*** Data provided ***
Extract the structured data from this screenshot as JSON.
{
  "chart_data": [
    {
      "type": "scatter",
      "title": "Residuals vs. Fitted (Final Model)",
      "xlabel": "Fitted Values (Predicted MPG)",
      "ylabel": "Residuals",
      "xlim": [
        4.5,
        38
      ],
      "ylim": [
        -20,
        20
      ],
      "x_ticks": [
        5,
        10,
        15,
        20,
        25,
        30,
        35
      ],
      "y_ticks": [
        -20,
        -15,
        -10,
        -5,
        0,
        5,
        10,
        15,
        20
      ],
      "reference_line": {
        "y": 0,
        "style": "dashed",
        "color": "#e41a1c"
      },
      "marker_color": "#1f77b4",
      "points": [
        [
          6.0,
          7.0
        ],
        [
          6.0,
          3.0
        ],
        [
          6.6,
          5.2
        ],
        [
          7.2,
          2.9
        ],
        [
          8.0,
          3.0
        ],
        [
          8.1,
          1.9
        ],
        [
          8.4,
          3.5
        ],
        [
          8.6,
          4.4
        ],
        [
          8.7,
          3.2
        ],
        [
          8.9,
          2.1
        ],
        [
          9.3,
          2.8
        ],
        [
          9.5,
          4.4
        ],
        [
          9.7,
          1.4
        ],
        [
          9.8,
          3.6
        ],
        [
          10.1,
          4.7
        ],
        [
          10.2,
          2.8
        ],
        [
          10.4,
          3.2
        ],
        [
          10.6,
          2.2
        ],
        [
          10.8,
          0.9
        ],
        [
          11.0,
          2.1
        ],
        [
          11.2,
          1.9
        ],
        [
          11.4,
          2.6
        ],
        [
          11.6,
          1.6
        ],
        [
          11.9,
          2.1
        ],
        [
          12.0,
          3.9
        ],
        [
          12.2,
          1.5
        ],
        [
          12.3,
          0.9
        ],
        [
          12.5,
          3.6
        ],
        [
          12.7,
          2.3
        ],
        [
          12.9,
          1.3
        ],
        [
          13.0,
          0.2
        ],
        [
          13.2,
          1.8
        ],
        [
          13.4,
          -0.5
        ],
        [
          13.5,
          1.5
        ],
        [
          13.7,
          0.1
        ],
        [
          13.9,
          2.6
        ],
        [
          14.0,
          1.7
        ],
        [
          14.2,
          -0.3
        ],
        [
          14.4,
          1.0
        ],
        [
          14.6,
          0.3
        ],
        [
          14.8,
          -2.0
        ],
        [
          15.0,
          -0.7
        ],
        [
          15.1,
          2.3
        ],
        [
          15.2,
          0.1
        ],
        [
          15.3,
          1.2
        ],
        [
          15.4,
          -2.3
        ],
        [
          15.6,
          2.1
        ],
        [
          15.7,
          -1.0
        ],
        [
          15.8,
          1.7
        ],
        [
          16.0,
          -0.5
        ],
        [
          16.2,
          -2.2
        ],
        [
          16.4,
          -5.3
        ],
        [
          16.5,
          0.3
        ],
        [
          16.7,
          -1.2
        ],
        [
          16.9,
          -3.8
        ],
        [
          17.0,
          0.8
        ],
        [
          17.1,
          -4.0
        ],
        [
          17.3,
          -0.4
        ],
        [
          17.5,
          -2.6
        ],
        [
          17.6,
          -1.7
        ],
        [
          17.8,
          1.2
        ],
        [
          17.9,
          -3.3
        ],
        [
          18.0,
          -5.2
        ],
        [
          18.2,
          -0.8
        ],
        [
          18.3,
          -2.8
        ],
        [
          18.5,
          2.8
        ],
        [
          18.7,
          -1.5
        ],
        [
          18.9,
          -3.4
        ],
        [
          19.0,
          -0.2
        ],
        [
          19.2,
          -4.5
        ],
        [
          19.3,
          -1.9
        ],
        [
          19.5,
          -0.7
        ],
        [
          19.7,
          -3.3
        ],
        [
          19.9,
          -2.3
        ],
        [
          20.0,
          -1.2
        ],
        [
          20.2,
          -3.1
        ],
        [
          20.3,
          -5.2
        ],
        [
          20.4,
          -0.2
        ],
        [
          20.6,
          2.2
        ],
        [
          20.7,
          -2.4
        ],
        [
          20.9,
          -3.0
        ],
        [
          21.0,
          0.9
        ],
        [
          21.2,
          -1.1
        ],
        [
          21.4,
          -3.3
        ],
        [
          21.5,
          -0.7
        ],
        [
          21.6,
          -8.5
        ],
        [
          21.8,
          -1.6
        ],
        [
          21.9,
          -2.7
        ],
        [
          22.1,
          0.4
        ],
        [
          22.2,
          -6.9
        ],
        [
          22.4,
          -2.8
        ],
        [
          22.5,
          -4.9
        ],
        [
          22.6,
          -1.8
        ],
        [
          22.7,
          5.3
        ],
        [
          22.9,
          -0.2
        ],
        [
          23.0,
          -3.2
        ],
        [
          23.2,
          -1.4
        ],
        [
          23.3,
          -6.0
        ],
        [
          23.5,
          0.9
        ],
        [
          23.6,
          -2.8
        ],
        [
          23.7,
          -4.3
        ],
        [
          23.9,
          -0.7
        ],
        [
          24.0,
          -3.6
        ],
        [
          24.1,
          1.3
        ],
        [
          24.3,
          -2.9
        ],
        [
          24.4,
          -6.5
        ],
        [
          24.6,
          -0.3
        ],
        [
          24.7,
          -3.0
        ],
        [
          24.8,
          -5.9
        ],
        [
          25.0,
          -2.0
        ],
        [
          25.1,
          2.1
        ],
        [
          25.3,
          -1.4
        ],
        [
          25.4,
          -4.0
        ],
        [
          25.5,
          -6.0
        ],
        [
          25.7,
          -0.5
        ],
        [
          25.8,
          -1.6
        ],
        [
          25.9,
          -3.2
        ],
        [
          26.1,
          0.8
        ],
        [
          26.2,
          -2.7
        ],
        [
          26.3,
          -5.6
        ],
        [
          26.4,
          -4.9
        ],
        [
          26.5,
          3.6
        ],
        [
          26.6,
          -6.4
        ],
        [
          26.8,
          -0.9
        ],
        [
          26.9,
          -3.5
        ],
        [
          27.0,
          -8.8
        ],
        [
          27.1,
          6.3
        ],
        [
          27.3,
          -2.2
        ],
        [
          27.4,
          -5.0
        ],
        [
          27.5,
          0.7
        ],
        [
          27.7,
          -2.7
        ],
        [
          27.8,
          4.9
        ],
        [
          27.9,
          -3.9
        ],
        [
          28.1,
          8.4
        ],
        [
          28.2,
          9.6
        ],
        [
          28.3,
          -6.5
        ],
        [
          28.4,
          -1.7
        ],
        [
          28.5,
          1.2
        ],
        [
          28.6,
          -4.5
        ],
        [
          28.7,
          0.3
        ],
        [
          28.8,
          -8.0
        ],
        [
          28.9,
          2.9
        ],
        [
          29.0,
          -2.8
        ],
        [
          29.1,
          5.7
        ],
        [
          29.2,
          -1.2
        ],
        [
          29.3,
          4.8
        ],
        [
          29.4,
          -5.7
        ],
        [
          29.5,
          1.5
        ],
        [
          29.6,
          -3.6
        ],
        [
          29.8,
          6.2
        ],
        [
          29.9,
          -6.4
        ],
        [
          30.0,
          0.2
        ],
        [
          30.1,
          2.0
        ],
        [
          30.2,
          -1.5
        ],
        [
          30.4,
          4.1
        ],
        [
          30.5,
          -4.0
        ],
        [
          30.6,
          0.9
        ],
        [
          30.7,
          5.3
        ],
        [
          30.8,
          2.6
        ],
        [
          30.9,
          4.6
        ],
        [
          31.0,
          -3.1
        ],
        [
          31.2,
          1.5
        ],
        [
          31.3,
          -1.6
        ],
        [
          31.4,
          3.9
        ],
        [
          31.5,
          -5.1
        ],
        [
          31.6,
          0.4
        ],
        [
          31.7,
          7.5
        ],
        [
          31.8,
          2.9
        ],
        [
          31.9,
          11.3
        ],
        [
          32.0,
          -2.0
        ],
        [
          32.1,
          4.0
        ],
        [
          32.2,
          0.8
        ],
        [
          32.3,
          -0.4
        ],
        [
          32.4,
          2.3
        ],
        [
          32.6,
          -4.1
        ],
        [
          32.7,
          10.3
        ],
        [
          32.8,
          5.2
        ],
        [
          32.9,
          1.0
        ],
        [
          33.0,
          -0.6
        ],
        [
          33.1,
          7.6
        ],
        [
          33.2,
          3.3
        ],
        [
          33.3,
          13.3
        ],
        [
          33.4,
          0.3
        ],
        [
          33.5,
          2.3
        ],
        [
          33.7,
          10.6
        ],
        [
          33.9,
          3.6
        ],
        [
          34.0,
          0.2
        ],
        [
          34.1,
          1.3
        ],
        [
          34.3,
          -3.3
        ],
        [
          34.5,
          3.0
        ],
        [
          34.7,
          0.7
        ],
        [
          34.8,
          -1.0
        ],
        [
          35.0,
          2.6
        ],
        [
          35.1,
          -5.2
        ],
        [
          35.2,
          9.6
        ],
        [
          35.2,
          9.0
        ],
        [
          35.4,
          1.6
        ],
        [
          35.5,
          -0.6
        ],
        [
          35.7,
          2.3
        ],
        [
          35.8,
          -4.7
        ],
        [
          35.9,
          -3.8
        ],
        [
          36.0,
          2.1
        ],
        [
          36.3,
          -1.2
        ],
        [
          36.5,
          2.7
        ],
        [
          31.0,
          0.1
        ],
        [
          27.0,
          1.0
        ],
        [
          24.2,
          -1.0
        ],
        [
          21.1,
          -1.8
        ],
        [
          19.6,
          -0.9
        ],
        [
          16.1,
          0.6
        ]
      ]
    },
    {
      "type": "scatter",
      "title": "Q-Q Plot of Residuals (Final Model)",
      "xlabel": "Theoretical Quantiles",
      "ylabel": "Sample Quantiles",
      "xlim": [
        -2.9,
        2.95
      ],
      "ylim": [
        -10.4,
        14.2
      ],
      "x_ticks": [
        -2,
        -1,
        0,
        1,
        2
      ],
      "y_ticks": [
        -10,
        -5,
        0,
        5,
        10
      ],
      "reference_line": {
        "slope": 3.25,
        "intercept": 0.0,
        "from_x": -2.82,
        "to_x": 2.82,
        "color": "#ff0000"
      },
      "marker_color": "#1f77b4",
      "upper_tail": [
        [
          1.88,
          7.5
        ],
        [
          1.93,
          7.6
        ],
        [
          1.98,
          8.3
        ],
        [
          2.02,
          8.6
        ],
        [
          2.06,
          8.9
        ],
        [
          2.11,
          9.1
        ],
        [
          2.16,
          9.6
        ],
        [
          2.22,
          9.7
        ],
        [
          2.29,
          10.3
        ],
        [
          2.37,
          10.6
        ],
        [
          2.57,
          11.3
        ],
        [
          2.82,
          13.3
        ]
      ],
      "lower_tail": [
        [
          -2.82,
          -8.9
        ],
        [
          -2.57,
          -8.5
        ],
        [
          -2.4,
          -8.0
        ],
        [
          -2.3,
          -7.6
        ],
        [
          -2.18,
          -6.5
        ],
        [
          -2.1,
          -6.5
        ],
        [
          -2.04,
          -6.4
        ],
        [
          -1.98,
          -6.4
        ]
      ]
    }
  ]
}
***
> [Instruction]:
Gather each line holding the string "ylabel".

> [Full response]:
      "ylabel": "Residuals",
      "ylabel": "Sample Quantiles",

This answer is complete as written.